* [Problem details]
Make an exact copy of all the data.

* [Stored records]
::::::::::

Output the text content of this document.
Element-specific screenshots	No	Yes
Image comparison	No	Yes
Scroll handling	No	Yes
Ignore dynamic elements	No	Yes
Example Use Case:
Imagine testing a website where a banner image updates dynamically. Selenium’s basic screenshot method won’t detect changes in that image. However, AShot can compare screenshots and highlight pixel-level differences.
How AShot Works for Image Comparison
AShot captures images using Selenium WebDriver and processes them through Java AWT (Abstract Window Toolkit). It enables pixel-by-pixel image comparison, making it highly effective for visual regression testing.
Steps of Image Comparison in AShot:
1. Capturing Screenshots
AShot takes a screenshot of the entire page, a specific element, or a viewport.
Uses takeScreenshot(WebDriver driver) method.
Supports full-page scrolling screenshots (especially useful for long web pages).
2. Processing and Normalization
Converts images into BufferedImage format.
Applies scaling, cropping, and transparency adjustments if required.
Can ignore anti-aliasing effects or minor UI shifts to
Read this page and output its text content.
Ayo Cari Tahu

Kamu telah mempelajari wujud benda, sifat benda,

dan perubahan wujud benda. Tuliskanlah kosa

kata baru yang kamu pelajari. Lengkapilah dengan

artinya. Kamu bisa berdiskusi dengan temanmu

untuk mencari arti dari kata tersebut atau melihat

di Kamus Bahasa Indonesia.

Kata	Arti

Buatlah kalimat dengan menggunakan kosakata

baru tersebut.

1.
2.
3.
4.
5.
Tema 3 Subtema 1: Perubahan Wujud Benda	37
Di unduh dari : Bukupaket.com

::::::::::

* [Exercise result]
Output the text content of this document.
Element-specific screenshots	No	Yes
Image comparison	No	Yes
Scroll handling	No	Yes
Ignore dynamic elements	No	Yes
Example Use Case:
Imagine testing a website where a banner image updates dynamically. Selenium’s basic screenshot method won’t detect changes in that image. However, AShot can compare screenshots and highlight pixel-level differences.
How AShot Works for Image Comparison
AShot captures images using Selenium WebDriver and processes them through Java AWT (Abstract Window Toolkit). It enables pixel-by-pixel image comparison, making it highly effective for visual regression testing.
Steps of Image Comparison in AShot:
1. Capturing Screenshots
AShot takes a screenshot of the entire page, a specific element, or a viewport.
Uses takeScreenshot(WebDriver driver) method.
Supports full-page scrolling screenshots (especially useful for long web pages).
2. Processing and Normalization
Converts images into BufferedImage format.
Applies scaling, cropping, and transparency adjustments if required.
Can ignore anti-aliasing effects or minor UI shifts to
Read this page and output its text content.
Ayo Cari Tahu

Kamu telah mempelajari wujud benda, sifat benda,

dan perubahan wujud benda. Tuliskanlah kosa

kata baru yang kamu pelajari. Lengkapilah dengan

artinya. Kamu bisa berdiskusi dengan temanmu

untuk mencari arti dari kata tersebut atau melihat

di Kamus Bahasa Indonesia.

Kata	Arti

Buatlah kalimat dengan menggunakan kosakata

baru tersebut.

1.
2.
3.
4.
5.
Tema 3 Subtema 1: Perubahan Wujud Benda	37
Di unduh dari : Bukupaket.com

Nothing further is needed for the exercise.